What this task involves — How many of the lines here include "cents"? Answer with a single number.

Data entries for graphics:
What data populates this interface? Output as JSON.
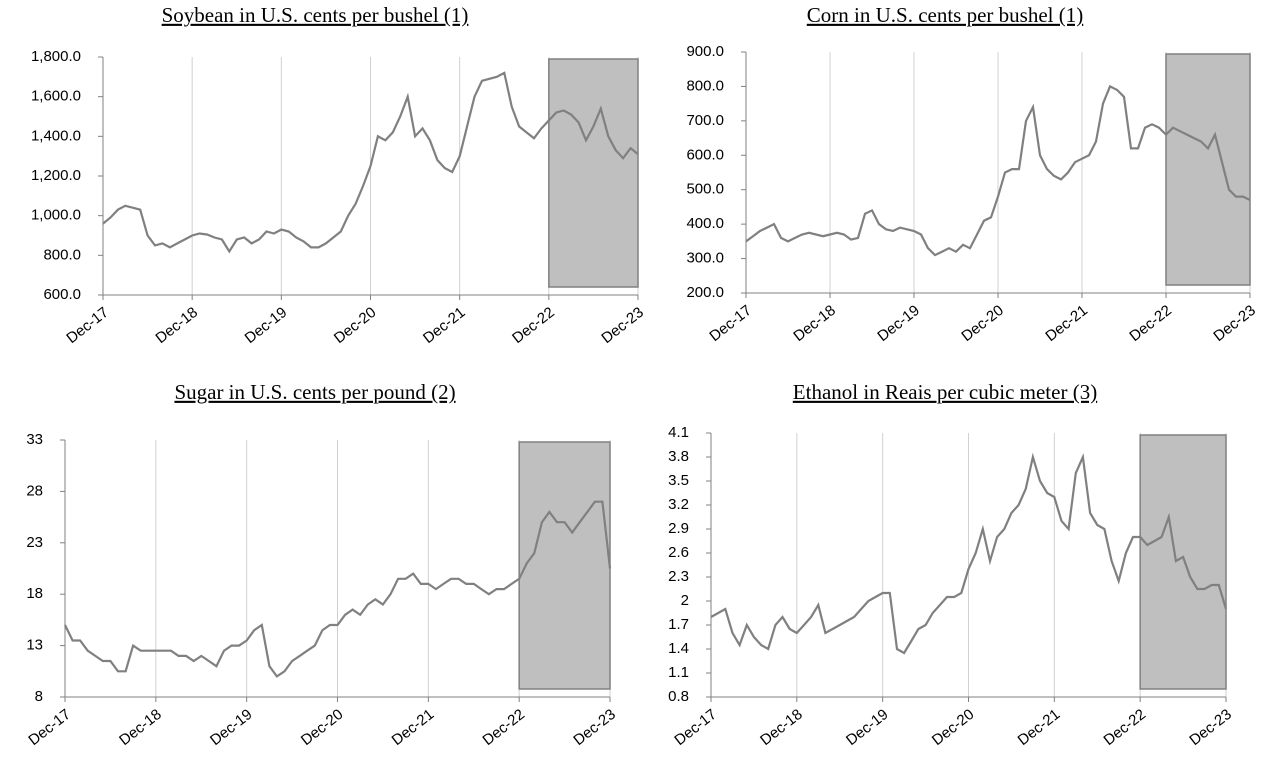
{
  "chart_data": [
    {
      "type": "line",
      "title": "Soybean in U.S. cents per bushel (1)",
      "categories": [
        "Dec-17",
        null,
        null,
        null,
        null,
        null,
        null,
        null,
        null,
        null,
        null,
        null,
        "Dec-18",
        null,
        null,
        null,
        null,
        null,
        null,
        null,
        null,
        null,
        null,
        null,
        "Dec-19",
        null,
        null,
        null,
        null,
        null,
        null,
        null,
        null,
        null,
        null,
        null,
        "Dec-20",
        null,
        null,
        null,
        null,
        null,
        null,
        null,
        null,
        null,
        null,
        null,
        "Dec-21",
        null,
        null,
        null,
        null,
        null,
        null,
        null,
        null,
        null,
        null,
        null,
        "Dec-22",
        null,
        null,
        null,
        null,
        null,
        null,
        null,
        null,
        null,
        null,
        null,
        "Dec-23"
      ],
      "values": [
        960,
        990,
        1030,
        1050,
        1040,
        1030,
        900,
        850,
        860,
        840,
        860,
        880,
        900,
        910,
        905,
        890,
        880,
        820,
        880,
        890,
        860,
        880,
        920,
        910,
        930,
        920,
        890,
        870,
        840,
        840,
        860,
        890,
        920,
        1000,
        1060,
        1150,
        1250,
        1400,
        1380,
        1420,
        1500,
        1600,
        1400,
        1440,
        1380,
        1280,
        1240,
        1220,
        1300,
        1450,
        1600,
        1680,
        1690,
        1700,
        1720,
        1550,
        1450,
        1420,
        1390,
        1440,
        1480,
        1520,
        1530,
        1510,
        1470,
        1380,
        1450,
        1540,
        1400,
        1330,
        1290,
        1340,
        1310
      ],
      "color": "#808080",
      "ylim": [
        600,
        1800
      ],
      "yticks": [
        {
          "value": 600,
          "label": "600.0"
        },
        {
          "value": 800,
          "label": "800.0"
        },
        {
          "value": 1000,
          "label": "1,000.0"
        },
        {
          "value": 1200,
          "label": "1,200.0"
        },
        {
          "value": 1400,
          "label": "1,400.0"
        },
        {
          "value": 1600,
          "label": "1,600.0"
        },
        {
          "value": 1800,
          "label": "1,800.0"
        }
      ],
      "grid": true
    },
    {
      "type": "line",
      "title": "Corn in U.S. cents per bushel (1)",
      "categories": [
        "Dec-17",
        null,
        null,
        null,
        null,
        null,
        null,
        null,
        null,
        null,
        null,
        null,
        "Dec-18",
        null,
        null,
        null,
        null,
        null,
        null,
        null,
        null,
        null,
        null,
        null,
        "Dec-19",
        null,
        null,
        null,
        null,
        null,
        null,
        null,
        null,
        null,
        null,
        null,
        "Dec-20",
        null,
        null,
        null,
        null,
        null,
        null,
        null,
        null,
        null,
        null,
        null,
        "Dec-21",
        null,
        null,
        null,
        null,
        null,
        null,
        null,
        null,
        null,
        null,
        null,
        "Dec-22",
        null,
        null,
        null,
        null,
        null,
        null,
        null,
        null,
        null,
        null,
        null,
        "Dec-23"
      ],
      "values": [
        350,
        365,
        380,
        390,
        400,
        360,
        350,
        360,
        370,
        375,
        370,
        365,
        370,
        375,
        370,
        355,
        360,
        430,
        440,
        400,
        385,
        380,
        390,
        385,
        380,
        370,
        330,
        310,
        320,
        330,
        320,
        340,
        330,
        370,
        410,
        420,
        480,
        550,
        560,
        560,
        700,
        740,
        600,
        560,
        540,
        530,
        550,
        580,
        590,
        600,
        640,
        750,
        800,
        790,
        770,
        620,
        620,
        680,
        690,
        680,
        660,
        680,
        670,
        660,
        650,
        640,
        620,
        660,
        580,
        500,
        480,
        480,
        470
      ],
      "color": "#808080",
      "ylim": [
        200,
        900
      ],
      "yticks": [
        {
          "value": 200,
          "label": "200.0"
        },
        {
          "value": 300,
          "label": "300.0"
        },
        {
          "value": 400,
          "label": "400.0"
        },
        {
          "value": 500,
          "label": "500.0"
        },
        {
          "value": 600,
          "label": "600.0"
        },
        {
          "value": 700,
          "label": "700.0"
        },
        {
          "value": 800,
          "label": "800.0"
        },
        {
          "value": 900,
          "label": "900.0"
        }
      ],
      "grid": true
    },
    {
      "type": "line",
      "title": "Sugar in U.S. cents per pound (2)",
      "categories": [
        "Dec-17",
        null,
        null,
        null,
        null,
        null,
        null,
        null,
        null,
        null,
        null,
        null,
        "Dec-18",
        null,
        null,
        null,
        null,
        null,
        null,
        null,
        null,
        null,
        null,
        null,
        "Dec-19",
        null,
        null,
        null,
        null,
        null,
        null,
        null,
        null,
        null,
        null,
        null,
        "Dec-20",
        null,
        null,
        null,
        null,
        null,
        null,
        null,
        null,
        null,
        null,
        null,
        "Dec-21",
        null,
        null,
        null,
        null,
        null,
        null,
        null,
        null,
        null,
        null,
        null,
        "Dec-22",
        null,
        null,
        null,
        null,
        null,
        null,
        null,
        null,
        null,
        null,
        null,
        "Dec-23"
      ],
      "values": [
        15,
        13.5,
        13.5,
        12.5,
        12,
        11.5,
        11.5,
        10.5,
        10.5,
        13,
        12.5,
        12.5,
        12.5,
        12.5,
        12.5,
        12,
        12,
        11.5,
        12,
        11.5,
        11,
        12.5,
        13,
        13,
        13.5,
        14.5,
        15,
        11,
        10,
        10.5,
        11.5,
        12,
        12.5,
        13,
        14.5,
        15,
        15,
        16,
        16.5,
        16,
        17,
        17.5,
        17,
        18,
        19.5,
        19.5,
        20,
        19,
        19,
        18.5,
        19,
        19.5,
        19.5,
        19,
        19,
        18.5,
        18,
        18.5,
        18.5,
        19,
        19.5,
        21,
        22,
        25,
        26,
        25,
        25,
        24,
        25,
        26,
        27,
        27,
        20.5
      ],
      "color": "#808080",
      "ylim": [
        8,
        33
      ],
      "yticks": [
        8,
        13,
        18,
        23,
        28,
        33
      ],
      "grid": true
    },
    {
      "type": "line",
      "title": "Ethanol in Reais per cubic meter (3)",
      "categories": [
        "Dec-17",
        null,
        null,
        null,
        null,
        null,
        null,
        null,
        null,
        null,
        null,
        null,
        "Dec-18",
        null,
        null,
        null,
        null,
        null,
        null,
        null,
        null,
        null,
        null,
        null,
        "Dec-19",
        null,
        null,
        null,
        null,
        null,
        null,
        null,
        null,
        null,
        null,
        null,
        "Dec-20",
        null,
        null,
        null,
        null,
        null,
        null,
        null,
        null,
        null,
        null,
        null,
        "Dec-21",
        null,
        null,
        null,
        null,
        null,
        null,
        null,
        null,
        null,
        null,
        null,
        "Dec-22",
        null,
        null,
        null,
        null,
        null,
        null,
        null,
        null,
        null,
        null,
        null,
        "Dec-23"
      ],
      "values": [
        1.8,
        1.85,
        1.9,
        1.6,
        1.45,
        1.7,
        1.55,
        1.45,
        1.4,
        1.7,
        1.8,
        1.65,
        1.6,
        1.7,
        1.8,
        1.95,
        1.6,
        1.65,
        1.7,
        1.75,
        1.8,
        1.9,
        2.0,
        2.05,
        2.1,
        2.1,
        1.4,
        1.35,
        1.5,
        1.65,
        1.7,
        1.85,
        1.95,
        2.05,
        2.05,
        2.1,
        2.4,
        2.6,
        2.9,
        2.5,
        2.8,
        2.9,
        3.1,
        3.2,
        3.4,
        3.8,
        3.5,
        3.35,
        3.3,
        3.0,
        2.9,
        3.6,
        3.8,
        3.1,
        2.95,
        2.9,
        2.5,
        2.25,
        2.6,
        2.8,
        2.8,
        2.7,
        2.75,
        2.8,
        3.05,
        2.5,
        2.55,
        2.3,
        2.15,
        2.15,
        2.2,
        2.2,
        1.9
      ],
      "color": "#808080",
      "ylim": [
        0.8,
        4.1
      ],
      "yticks": [
        0.8,
        1.1,
        1.4,
        1.7,
        2,
        2.3,
        2.6,
        2.9,
        3.2,
        3.5,
        3.8,
        4.1
      ],
      "grid": true
    }
  ]
}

In response — 3